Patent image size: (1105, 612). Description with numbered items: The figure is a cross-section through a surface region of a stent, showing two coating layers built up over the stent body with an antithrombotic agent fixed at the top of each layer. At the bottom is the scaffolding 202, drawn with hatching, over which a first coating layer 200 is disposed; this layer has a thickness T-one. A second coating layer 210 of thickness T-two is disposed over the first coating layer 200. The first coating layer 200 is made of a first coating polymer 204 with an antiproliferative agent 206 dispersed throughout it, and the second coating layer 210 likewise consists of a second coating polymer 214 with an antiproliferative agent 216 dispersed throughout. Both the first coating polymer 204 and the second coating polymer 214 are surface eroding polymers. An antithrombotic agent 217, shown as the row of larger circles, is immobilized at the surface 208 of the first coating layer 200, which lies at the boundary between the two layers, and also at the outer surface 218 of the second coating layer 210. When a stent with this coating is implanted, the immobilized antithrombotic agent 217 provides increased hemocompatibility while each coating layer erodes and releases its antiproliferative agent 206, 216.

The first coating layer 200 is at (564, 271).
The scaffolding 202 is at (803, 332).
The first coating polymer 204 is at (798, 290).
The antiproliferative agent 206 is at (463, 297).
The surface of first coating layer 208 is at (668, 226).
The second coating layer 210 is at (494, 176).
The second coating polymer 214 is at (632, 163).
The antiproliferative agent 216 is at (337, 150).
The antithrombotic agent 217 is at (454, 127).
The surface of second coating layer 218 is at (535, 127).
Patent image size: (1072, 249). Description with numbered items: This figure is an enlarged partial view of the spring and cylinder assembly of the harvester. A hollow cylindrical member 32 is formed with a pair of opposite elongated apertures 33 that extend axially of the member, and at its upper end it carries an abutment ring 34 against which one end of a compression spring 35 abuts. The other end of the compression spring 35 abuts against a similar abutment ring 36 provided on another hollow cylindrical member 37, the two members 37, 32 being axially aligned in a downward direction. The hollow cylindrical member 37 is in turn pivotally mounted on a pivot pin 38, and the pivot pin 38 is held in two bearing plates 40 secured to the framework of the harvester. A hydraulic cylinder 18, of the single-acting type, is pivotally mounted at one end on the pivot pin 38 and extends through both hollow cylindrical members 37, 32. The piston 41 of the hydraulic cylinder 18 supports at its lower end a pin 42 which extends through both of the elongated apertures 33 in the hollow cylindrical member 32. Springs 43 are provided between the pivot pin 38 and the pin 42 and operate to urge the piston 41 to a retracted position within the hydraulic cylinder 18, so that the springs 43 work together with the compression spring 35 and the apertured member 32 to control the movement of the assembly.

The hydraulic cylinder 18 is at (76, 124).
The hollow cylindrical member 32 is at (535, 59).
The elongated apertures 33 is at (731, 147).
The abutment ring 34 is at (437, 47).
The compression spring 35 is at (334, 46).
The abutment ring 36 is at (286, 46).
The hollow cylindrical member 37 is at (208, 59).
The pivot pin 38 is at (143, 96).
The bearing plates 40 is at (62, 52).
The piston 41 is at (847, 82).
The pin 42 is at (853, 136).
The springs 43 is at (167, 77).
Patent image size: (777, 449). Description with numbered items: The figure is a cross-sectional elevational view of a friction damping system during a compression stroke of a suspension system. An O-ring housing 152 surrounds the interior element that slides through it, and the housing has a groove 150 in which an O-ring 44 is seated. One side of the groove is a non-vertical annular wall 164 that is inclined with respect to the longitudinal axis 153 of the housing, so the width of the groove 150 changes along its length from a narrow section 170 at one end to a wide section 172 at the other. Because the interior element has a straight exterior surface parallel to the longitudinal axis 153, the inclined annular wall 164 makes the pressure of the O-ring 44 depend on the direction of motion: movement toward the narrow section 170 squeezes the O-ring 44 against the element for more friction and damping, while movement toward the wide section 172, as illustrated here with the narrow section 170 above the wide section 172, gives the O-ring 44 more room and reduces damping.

[STATED TASK]: Collect every row above that contains the word "coating" and copy each such row in full. Uppercase and lowercase letters count as different.

[SOLUTION TO THIS EXERCISE]:
Patent image size: (1105, 612). Description with numbered items: The figure is a cross-section through a surface region of a stent, showing two coating layers built up over the stent body with an antithrombotic agent fixed at the top of each layer. At the bottom is the scaffolding 202, drawn with hatching, over which a first coating layer 200 is disposed; this layer has a thickness T-one. A second coating layer 210 of thickness T-two is disposed over the first coating layer 200. The first coating layer 200 is made of a first coating polymer 204 with an antiproliferative agent 206 dispersed throughout it, and the second coating layer 210 likewise consists of a second coating polymer 214 with an antiproliferative agent 216 dispersed throughout. Both the first coating polymer 204 and the second coating polymer 214 are surface eroding polymers. An antithrombotic agent 217, shown as the row of larger circles, is immobilized at the surface 208 of the first coating layer 200, which lies at the boundary between the two layers, and also at the outer surface 218 of the second coating layer 210. When a stent with this coating is implanted, the immobilized antithrombotic agent 217 provides increased hemocompatibility while each coating layer erodes and releases its antiproliferative agent 206, 216.
The first coating layer 200 is at (564, 271).
The first coating polymer 204 is at (798, 290).
The surface of first coating layer 208 is at (668, 226).
The second coating layer 210 is at (494, 176).
The second coating polymer 214 is at (632, 163).
The surface of second coating layer 218 is at (535, 127).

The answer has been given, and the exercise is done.